[BEGIN Dataset rows]

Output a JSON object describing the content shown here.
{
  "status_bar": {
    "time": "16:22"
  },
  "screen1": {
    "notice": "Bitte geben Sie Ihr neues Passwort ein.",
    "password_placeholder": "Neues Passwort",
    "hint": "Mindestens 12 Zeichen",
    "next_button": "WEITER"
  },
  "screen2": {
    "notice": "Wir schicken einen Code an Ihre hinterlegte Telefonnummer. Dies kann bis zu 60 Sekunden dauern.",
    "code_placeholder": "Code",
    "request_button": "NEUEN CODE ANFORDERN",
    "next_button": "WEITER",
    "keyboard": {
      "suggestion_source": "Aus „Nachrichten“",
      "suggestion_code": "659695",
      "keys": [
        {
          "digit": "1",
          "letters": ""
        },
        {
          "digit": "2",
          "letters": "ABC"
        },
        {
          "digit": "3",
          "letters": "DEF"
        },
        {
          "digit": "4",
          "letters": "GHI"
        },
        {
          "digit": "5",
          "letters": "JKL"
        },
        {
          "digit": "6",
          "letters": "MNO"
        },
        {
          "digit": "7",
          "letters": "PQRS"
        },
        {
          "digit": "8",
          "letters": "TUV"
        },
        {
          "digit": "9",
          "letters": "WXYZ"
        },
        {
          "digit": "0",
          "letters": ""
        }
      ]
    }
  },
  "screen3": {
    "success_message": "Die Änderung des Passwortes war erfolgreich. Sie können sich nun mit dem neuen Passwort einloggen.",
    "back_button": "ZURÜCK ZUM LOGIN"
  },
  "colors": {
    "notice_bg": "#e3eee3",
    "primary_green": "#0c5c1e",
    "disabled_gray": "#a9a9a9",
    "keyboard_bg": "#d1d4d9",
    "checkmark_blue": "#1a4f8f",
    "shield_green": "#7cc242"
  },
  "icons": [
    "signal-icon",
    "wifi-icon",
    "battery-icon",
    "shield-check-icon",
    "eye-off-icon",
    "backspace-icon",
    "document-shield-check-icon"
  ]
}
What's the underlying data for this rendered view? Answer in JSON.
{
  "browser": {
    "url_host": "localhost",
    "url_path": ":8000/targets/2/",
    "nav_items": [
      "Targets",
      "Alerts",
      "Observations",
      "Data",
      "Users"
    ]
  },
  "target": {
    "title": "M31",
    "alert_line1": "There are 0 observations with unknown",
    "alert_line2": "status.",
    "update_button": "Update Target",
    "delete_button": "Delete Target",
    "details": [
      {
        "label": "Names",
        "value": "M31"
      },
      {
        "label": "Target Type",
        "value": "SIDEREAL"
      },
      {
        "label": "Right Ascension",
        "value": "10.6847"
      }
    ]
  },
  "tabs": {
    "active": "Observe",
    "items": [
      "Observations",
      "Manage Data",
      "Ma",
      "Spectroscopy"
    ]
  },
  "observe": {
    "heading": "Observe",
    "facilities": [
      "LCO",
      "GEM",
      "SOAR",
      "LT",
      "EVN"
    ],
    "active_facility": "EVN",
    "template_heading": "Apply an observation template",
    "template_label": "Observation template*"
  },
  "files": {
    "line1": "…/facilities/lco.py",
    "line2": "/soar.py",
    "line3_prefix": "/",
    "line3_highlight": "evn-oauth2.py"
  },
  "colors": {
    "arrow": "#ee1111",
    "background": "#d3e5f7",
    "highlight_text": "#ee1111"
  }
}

[END Dataset rows]

• **Description of the task**:
Look over the material above and show each line where "facilities" appears.

• **Task output**:
    "facilities": [
    "line1": "…/facilities/lco.py",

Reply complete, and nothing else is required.